• Belge Metni
+---+

Eskişehir Rallisi’nde yolda kaldıktan sonra, açıkçası değil yarış yazısı yazmak, tulumumu geri almak için kuru temizleyiciye bile gidesim yoktu. Soran ve e-mail yollayan herkes sağolsun. Başlığı Loeb için attık ama, geç bile olsa, önce kısaca Eskişehir Rallisi’ne bir göz atalım…
Öncelikle ESOK’a yine tebriklerimi sunuyorum. Üçüncü defa, parmakla gösterilecek kadar kaliteli bir organizasyon koydular ortaya. Tek göze çarpan olumsuz nokta, servis alanının toprak zeminli olması idi. Zemin ne kadar iyi sıkıştırılmış olursa olsun, kolayca bozuluyor ve mekanikerlerin işlerini oldukça zorlaştırıyor. Ayrıca arabaların krikodan kayma tehlikesi de oluşuyor beraberinde. Bunun dışında, etapların kalitesi, güvenlik, yarışmacıların işlerini kolaylaştırmak için düşünülmüş detaylar, hepsinden memnun kaldık. Eskişehir, ralli için harika bir lokasyon. Halkın otomobil kültürü üst düzeyde. Hem kalabalık, hem de küçük bir şehir merkezi var Eskişehir’in. Bu büyük avantaj, çünkü ralliler artık büyük şehirlerin içinde kayboluyorlar, ilgi odağı olamıyorlar. WRC rallileri bile artık kasabalarda yapılıyor artık. Rallileri Eskişehir gibi coğrafi olarak orta ölçekli, spor ve otomobil kültürünün birleştiği yerlere taşırsak, sporun geleceği için çok daha iyi olacak. Bunun benzer bir örneği, Tarsus’daki V1 Challenge’da da görüldü. Biz de yolda kaldığımız noktada gördük, köylülerden bile çok büyük ilgi vardı yarışa. Bu noktadan sonra, bir önemli iş daha kalıyor ESOK için: Parkuru klasikleştirmek… Tabii ki her zaman toprak yarışlar daha ilgi çekici oluyor. Ama Eskişehir’in asfalt etapları, verdiği keyif ve sunduğu karakter ile, Türkiye’nin en iyi asfalt etaplarından diyebiliriz. Bunu korumak ve kullanmak lazım. Bunun için de, bu etapların ıslah edilmesi gerek. Yani yola toprak çıkmasını engellemek için, ikinci ve üçüncü etapların banketlerini beton ile düzenlemek lazım. Bunun örneği İspanya’daki asfalt etaplarda mevcut. Banket belli bir derinliğe kadar kazılıp, belli bir açı ile betonlanırsa, virajları kesmek imkansız hale gelir. Bu da yola toprak çıkmasını imkansız hale getirir. İkinci ve üçüncü etapların uzunluğu yaklaşık 35 km. Çok büyük bir maliyet gerektirmez bu çalışma. Bu yaz bu iş yapılırsa, önümüzdeki sene bu etaplarda inanılmaz keyifli bir mücadele izleyebiliriz.

+---+

• Gösterilen Malzeme
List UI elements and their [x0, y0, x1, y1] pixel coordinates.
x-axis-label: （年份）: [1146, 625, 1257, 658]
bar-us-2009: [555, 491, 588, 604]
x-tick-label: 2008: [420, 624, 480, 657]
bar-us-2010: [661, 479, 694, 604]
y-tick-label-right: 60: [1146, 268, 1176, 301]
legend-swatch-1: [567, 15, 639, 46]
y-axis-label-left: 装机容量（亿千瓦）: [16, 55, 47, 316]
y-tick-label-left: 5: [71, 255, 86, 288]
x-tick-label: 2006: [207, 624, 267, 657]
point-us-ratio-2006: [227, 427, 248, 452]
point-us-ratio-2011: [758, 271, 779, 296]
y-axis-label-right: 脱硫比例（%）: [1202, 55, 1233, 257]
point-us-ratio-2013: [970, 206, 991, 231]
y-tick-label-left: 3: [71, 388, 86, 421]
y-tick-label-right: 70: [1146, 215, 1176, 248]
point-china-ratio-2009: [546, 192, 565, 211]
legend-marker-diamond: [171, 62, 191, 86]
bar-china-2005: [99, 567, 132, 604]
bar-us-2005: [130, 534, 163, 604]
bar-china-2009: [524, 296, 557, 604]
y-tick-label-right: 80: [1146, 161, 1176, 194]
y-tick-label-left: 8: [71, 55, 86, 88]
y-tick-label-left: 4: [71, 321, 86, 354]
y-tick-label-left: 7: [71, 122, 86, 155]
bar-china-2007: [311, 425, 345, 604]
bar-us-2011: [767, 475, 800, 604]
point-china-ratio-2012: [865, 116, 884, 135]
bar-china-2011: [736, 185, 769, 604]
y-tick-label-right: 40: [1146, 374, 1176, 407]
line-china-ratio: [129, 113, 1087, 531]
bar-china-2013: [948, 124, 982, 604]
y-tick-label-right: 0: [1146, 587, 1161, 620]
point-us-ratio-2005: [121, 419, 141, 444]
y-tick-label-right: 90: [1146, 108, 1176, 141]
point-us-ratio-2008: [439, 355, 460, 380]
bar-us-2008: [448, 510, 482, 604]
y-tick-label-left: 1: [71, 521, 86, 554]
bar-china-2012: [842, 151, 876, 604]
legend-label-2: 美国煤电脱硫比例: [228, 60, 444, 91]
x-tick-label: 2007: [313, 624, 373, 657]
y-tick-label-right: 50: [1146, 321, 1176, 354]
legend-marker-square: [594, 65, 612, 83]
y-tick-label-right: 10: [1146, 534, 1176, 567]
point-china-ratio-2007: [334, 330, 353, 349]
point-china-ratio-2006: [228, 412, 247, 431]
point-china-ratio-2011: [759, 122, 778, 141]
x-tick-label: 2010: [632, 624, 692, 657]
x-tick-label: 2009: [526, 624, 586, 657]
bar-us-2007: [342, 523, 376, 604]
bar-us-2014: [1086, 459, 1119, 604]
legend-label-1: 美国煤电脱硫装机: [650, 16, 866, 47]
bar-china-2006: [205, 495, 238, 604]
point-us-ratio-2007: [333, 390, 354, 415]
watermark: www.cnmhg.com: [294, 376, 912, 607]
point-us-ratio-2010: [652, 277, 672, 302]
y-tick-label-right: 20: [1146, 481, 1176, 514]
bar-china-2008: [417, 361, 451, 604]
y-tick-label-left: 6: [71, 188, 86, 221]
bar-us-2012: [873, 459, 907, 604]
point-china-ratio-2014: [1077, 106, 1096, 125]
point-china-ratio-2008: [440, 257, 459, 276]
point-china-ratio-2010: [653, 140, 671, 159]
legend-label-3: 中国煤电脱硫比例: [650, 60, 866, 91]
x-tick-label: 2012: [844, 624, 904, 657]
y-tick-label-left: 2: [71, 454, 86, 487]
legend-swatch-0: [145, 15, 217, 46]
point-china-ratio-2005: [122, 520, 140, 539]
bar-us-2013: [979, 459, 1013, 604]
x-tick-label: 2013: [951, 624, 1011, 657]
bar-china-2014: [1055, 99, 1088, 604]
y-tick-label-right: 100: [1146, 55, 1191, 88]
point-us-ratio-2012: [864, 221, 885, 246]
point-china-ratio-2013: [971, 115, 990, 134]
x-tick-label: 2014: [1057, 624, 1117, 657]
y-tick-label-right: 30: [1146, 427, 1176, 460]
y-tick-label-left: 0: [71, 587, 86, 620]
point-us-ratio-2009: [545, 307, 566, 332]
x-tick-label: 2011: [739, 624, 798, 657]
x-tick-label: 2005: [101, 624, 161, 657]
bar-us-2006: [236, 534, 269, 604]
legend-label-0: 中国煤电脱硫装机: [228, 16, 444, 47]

+---+

• Alıştırma
Aşağıdaki ifadelerin belge metniyle uyuşup uyuşmadığını evet ya da hayır ile belirtin. Her kararı metindeki belirleyici sözlerle birebir alıntılayarak destekleyin.
1. Rallideki servis alanı asfalt zeminliydi.
2. İkinci ve üçüncü etapların uzunluğu yaklaşık 35 km'dir.
3. Banketlerin betonla düzenlendiği asfalt etaplara örnek olarak İtalya gösteriliyor.

• Doğru Cevap
1. Hayır: "Tek göze çarpan olumsuz nokta, servis alanının toprak zeminli olması idi."
2. Evet: "İkinci ve üçüncü etapların uzunluğu yaklaşık 35 km."
3. Hayır: "Bunun örneği İspanya’daki asfalt etaplarda mevcut."